● **Raw data**:
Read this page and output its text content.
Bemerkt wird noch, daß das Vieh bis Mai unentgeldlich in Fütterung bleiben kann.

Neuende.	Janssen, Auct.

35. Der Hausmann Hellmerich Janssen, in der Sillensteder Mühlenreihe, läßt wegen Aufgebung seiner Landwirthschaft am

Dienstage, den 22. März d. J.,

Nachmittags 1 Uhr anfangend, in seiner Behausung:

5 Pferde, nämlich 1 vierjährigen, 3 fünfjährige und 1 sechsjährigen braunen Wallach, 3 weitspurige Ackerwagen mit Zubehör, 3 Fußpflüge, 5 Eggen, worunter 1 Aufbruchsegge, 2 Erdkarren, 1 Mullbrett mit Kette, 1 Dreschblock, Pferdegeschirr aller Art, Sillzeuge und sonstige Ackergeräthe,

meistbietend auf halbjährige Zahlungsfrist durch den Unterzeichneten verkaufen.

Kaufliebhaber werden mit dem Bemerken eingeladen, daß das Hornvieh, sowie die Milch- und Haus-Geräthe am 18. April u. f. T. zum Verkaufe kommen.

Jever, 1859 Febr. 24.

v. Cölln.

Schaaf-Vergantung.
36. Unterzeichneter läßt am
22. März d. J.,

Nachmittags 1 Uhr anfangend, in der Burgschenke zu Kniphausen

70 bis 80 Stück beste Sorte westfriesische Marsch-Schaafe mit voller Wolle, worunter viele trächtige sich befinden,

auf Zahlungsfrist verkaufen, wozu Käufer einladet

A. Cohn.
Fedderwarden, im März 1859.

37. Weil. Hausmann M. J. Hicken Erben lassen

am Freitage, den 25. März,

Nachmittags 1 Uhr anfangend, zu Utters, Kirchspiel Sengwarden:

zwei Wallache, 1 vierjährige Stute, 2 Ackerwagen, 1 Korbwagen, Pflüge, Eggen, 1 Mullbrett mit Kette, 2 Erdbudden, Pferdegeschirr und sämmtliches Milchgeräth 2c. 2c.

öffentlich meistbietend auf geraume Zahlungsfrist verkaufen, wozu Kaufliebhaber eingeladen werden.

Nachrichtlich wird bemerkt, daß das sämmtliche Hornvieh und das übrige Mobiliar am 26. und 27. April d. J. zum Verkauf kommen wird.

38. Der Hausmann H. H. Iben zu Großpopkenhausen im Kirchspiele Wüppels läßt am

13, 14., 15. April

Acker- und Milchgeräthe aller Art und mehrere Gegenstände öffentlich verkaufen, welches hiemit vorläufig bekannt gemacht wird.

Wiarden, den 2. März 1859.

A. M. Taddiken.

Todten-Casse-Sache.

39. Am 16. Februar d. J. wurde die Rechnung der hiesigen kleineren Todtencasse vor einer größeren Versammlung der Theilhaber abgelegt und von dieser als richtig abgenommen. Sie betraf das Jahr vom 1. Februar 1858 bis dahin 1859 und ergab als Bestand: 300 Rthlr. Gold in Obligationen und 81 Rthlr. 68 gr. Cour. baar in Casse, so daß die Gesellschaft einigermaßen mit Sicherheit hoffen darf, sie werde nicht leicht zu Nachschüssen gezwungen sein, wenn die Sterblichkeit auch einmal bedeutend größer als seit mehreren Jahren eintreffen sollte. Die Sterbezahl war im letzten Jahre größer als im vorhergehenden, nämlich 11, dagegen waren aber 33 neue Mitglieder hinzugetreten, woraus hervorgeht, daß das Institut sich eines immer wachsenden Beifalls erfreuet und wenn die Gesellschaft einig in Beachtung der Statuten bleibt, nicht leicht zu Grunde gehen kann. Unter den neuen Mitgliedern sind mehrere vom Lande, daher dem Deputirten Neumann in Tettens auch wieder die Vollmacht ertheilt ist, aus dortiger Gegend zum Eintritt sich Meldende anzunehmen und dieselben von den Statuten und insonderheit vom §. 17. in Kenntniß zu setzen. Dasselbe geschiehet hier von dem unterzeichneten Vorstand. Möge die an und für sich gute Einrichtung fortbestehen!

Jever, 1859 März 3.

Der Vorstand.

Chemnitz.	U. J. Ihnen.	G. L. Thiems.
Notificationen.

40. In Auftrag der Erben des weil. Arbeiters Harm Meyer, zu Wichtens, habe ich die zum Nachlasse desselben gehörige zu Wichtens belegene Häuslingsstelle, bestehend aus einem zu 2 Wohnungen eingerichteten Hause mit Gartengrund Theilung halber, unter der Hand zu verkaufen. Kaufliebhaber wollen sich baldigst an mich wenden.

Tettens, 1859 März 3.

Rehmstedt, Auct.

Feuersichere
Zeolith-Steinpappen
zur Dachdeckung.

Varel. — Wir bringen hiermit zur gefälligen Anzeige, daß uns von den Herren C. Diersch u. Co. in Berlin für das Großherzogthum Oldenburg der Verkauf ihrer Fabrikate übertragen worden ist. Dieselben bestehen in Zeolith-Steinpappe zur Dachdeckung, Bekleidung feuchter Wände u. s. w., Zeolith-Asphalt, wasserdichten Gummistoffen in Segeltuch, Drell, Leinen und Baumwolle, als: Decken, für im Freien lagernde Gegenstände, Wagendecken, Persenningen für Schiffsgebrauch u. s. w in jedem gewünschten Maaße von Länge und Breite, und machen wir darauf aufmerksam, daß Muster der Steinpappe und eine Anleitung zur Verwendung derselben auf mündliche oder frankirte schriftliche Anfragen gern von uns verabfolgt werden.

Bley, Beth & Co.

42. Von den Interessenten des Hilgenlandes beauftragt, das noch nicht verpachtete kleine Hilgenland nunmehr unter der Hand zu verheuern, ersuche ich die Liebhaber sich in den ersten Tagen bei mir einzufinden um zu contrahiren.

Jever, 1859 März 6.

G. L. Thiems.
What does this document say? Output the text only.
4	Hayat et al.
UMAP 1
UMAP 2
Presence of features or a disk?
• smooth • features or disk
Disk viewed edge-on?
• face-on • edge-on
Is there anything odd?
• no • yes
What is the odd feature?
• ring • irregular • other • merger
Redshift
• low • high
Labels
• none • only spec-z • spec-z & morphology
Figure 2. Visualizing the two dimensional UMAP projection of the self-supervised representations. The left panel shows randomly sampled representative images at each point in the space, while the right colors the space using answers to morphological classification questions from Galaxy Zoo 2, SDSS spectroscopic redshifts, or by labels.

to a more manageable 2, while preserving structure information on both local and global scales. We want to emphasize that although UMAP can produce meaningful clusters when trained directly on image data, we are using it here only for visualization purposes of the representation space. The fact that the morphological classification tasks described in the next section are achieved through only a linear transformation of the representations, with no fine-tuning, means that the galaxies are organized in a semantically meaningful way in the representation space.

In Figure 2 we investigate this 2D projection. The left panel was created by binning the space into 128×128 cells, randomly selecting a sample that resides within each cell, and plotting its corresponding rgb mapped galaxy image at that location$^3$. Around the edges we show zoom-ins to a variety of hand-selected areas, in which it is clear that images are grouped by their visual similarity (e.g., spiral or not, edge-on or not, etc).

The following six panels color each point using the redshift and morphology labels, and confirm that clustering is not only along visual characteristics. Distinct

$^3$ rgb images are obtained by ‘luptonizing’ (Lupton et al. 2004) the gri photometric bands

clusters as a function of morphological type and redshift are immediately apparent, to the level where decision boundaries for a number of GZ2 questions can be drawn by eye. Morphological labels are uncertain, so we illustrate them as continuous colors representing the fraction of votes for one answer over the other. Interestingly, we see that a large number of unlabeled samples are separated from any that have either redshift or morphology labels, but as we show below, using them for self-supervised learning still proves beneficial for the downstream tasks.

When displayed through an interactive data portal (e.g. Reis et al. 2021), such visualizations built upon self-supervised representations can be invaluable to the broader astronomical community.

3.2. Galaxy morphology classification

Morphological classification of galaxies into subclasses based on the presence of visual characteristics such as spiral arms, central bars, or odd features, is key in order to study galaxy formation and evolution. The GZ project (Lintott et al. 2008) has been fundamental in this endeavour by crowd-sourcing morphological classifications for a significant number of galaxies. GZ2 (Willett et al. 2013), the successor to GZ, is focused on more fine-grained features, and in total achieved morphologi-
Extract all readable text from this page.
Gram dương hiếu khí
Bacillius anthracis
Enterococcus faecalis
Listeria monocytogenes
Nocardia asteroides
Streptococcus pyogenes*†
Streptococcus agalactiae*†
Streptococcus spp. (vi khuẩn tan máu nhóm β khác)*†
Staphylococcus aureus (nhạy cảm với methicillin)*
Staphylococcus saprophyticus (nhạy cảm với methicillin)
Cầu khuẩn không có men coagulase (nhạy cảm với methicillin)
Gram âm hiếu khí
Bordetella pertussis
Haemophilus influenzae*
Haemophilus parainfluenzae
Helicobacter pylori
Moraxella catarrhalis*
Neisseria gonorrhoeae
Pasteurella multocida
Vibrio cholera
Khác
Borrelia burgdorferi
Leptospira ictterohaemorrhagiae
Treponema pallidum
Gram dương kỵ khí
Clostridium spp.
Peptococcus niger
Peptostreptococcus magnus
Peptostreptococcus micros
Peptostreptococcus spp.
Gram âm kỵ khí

● **Instructions for the task**: Among the lines above, tally those containing the string "aller" and give only the result.

● **Exercise solution**: 2